— START —

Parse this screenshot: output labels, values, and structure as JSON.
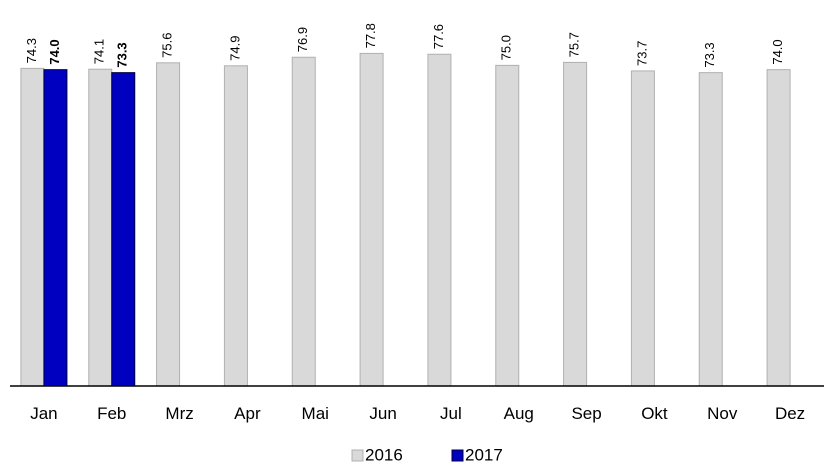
{
  "chart_data": {
    "type": "bar",
    "categories": [
      "Jan",
      "Feb",
      "Mrz",
      "Apr",
      "Mai",
      "Jun",
      "Jul",
      "Aug",
      "Sep",
      "Okt",
      "Nov",
      "Dez"
    ],
    "series": [
      {
        "name": "2016",
        "color": "#d9d9d9",
        "values": [
          74.3,
          74.1,
          75.6,
          74.9,
          76.9,
          77.8,
          77.6,
          75.0,
          75.7,
          73.7,
          73.3,
          74.0
        ],
        "value_labels": [
          "74.3",
          "74.1",
          "75.6",
          "74.9",
          "76.9",
          "77.8",
          "77.6",
          "75.0",
          "75.7",
          "73.7",
          "73.3",
          "74.0"
        ]
      },
      {
        "name": "2017",
        "color": "#0000c0",
        "values": [
          74.0,
          73.3,
          null,
          null,
          null,
          null,
          null,
          null,
          null,
          null,
          null,
          null
        ],
        "value_labels": [
          "74.0",
          "73.3",
          null,
          null,
          null,
          null,
          null,
          null,
          null,
          null,
          null,
          null
        ]
      }
    ],
    "ylim": [
      0,
      80
    ]
  }
}
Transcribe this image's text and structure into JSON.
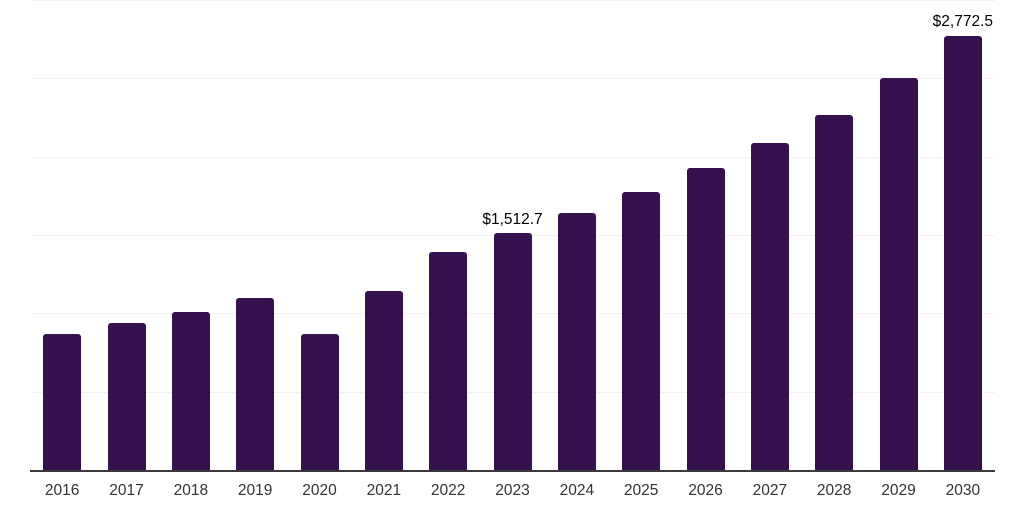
{
  "chart_data": {
    "type": "bar",
    "title": "",
    "xlabel": "",
    "ylabel": "",
    "categories": [
      "2016",
      "2017",
      "2018",
      "2019",
      "2020",
      "2021",
      "2022",
      "2023",
      "2024",
      "2025",
      "2026",
      "2027",
      "2028",
      "2029",
      "2030"
    ],
    "values": [
      870,
      940,
      1010,
      1098,
      865,
      1140,
      1392,
      1512.7,
      1638,
      1772,
      1926,
      2085,
      2266,
      2500,
      2772.5
    ],
    "data_labels": [
      {
        "category": "2023",
        "text": "$1,512.7"
      },
      {
        "category": "2030",
        "text": "$2,772.5"
      }
    ],
    "ylim": [
      0,
      3000
    ],
    "gridline_step": 500,
    "grid": true,
    "legend_position": "none",
    "colors": {
      "bar": "#36114F",
      "gridline": "#f2f2f2",
      "axis_line": "#3a3a3a",
      "tick_label": "#333333",
      "annotation": "#000000",
      "background": "#ffffff"
    }
  }
}
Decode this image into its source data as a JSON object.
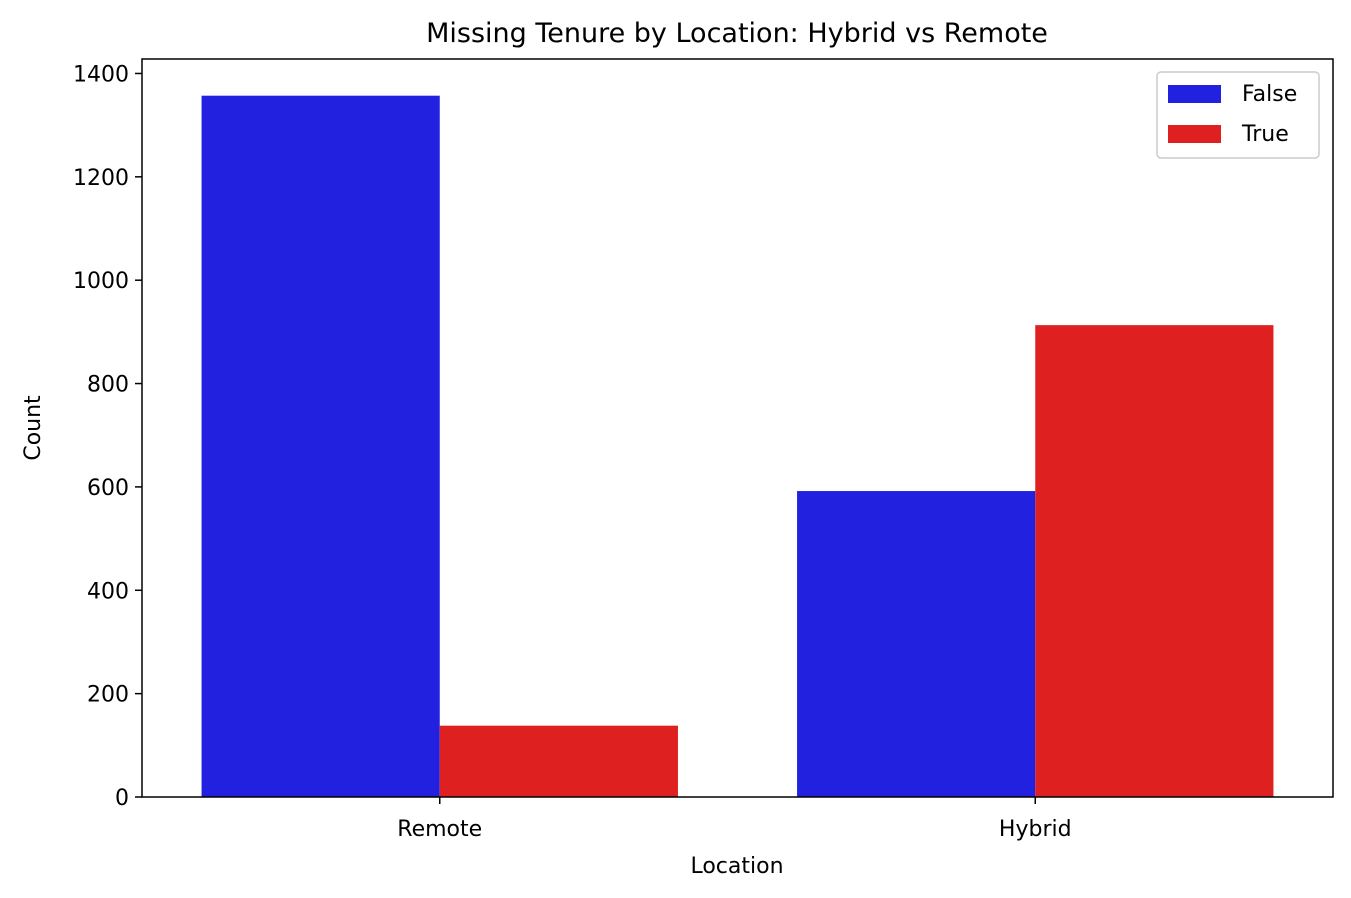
{
  "chart_data": {
    "type": "bar",
    "title": "Missing Tenure by Location: Hybrid vs Remote",
    "xlabel": "Location",
    "ylabel": "Count",
    "categories": [
      "Remote",
      "Hybrid"
    ],
    "series": [
      {
        "name": "False",
        "color": "#2121df",
        "values": [
          1357,
          592
        ]
      },
      {
        "name": "True",
        "color": "#df2020",
        "values": [
          138,
          913
        ]
      }
    ],
    "ylim": [
      0,
      1428
    ],
    "yticks": [
      0,
      200,
      400,
      600,
      800,
      1000,
      1200,
      1400
    ],
    "grid": false,
    "legend_position": "top-right"
  }
}
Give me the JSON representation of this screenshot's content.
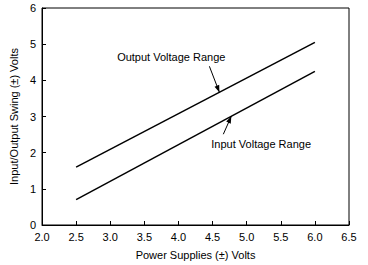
{
  "chart_data": {
    "type": "line",
    "x_label": "Power Supplies (±) Volts",
    "y_label": "Input/Output Swing (±) Volts",
    "series": [
      {
        "name": "Output Voltage Range",
        "color": "#000000",
        "x": [
          2.5,
          6.0
        ],
        "values": [
          1.6,
          5.05
        ]
      },
      {
        "name": "Input Voltage Range",
        "color": "#000000",
        "x": [
          2.5,
          6.0
        ],
        "values": [
          0.7,
          4.25
        ]
      }
    ],
    "annotations": [
      "Output Voltage Range",
      "Input Voltage Range"
    ],
    "xlim": [
      2.0,
      6.5
    ],
    "xticks": [
      {
        "value": 2,
        "label": "2.0"
      },
      2.5,
      {
        "value": 3,
        "label": "3.0"
      },
      3.5,
      {
        "value": 4,
        "label": "4.0"
      },
      4.5,
      {
        "value": 5,
        "label": "5.0"
      },
      5.5,
      {
        "value": 6,
        "label": "6.0"
      },
      6.5
    ],
    "ylim": [
      0,
      6
    ],
    "yticks": [
      0,
      1,
      2,
      3,
      4,
      5,
      6
    ],
    "grid": false
  }
}
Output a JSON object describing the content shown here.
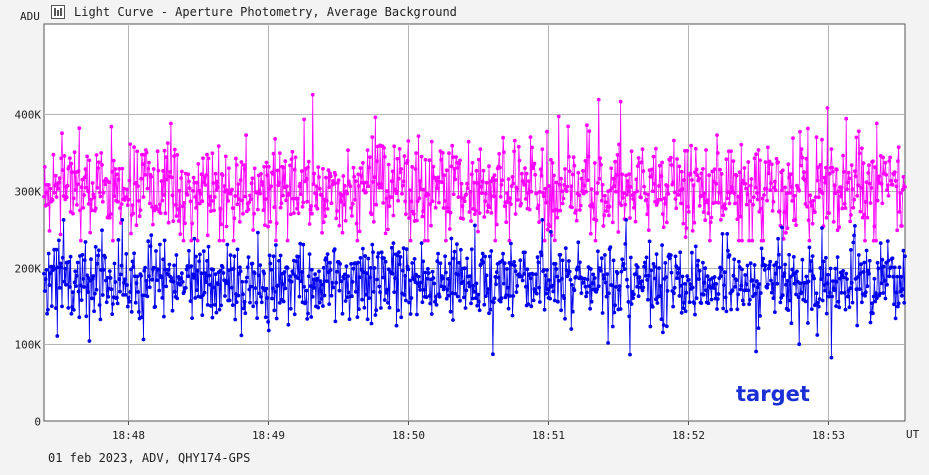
{
  "header": {
    "title": "Light Curve - Aperture Photometry, Average Background"
  },
  "footer": {
    "text": "01 feb 2023, ADV, QHY174-GPS"
  },
  "icons": {
    "app_icon": "chart-window-icon"
  },
  "colors": {
    "background": "#f3f3f3",
    "plot_background": "#ffffff",
    "grid": "#b4b4b4",
    "comparison_series": "#ff00ff",
    "target_series": "#0000ee"
  },
  "chart_data": {
    "type": "scatter",
    "title": "Light Curve - Aperture Photometry, Average Background",
    "xlabel": "UT",
    "ylabel": "ADU",
    "xlim": [
      "18:47:24",
      "18:53:33"
    ],
    "ylim": [
      0,
      400000
    ],
    "grid": true,
    "x_ticks": [
      "18:48",
      "18:49",
      "18:50",
      "18:51",
      "18:52",
      "18:53"
    ],
    "y_ticks": [
      {
        "value": 0,
        "label": "0"
      },
      {
        "value": 100000,
        "label": "100K"
      },
      {
        "value": 200000,
        "label": "200K"
      },
      {
        "value": 300000,
        "label": "300K"
      },
      {
        "value": 400000,
        "label": "400K"
      }
    ],
    "annotations": [
      {
        "text": "target",
        "series": "target"
      }
    ],
    "series": [
      {
        "id": "comparison",
        "color": "#ff00ff",
        "mean": 305000,
        "spread": 40000,
        "min": 235000,
        "max": 425000,
        "points": 1100
      },
      {
        "id": "target",
        "color": "#0000ee",
        "mean": 182000,
        "spread": 32000,
        "min": 62000,
        "max": 262000,
        "points": 1100
      }
    ]
  }
}
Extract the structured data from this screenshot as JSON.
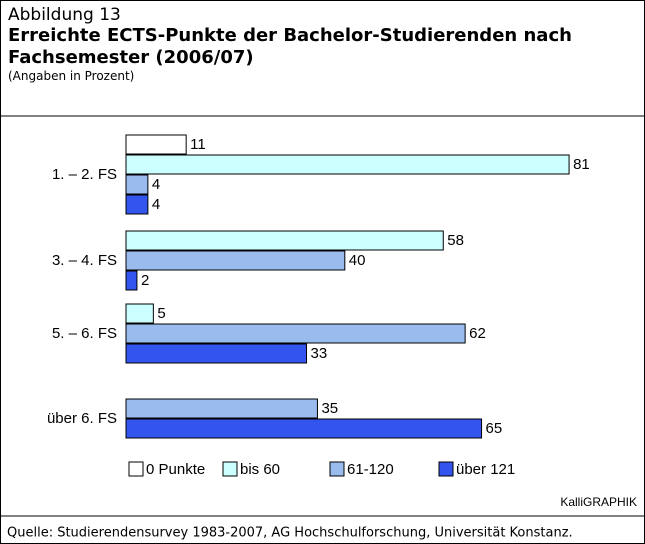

— END —

**Exercise brief**
How many of the listing's lines contain "image"? Respond with a single number and nothing else.

**Right answer**
2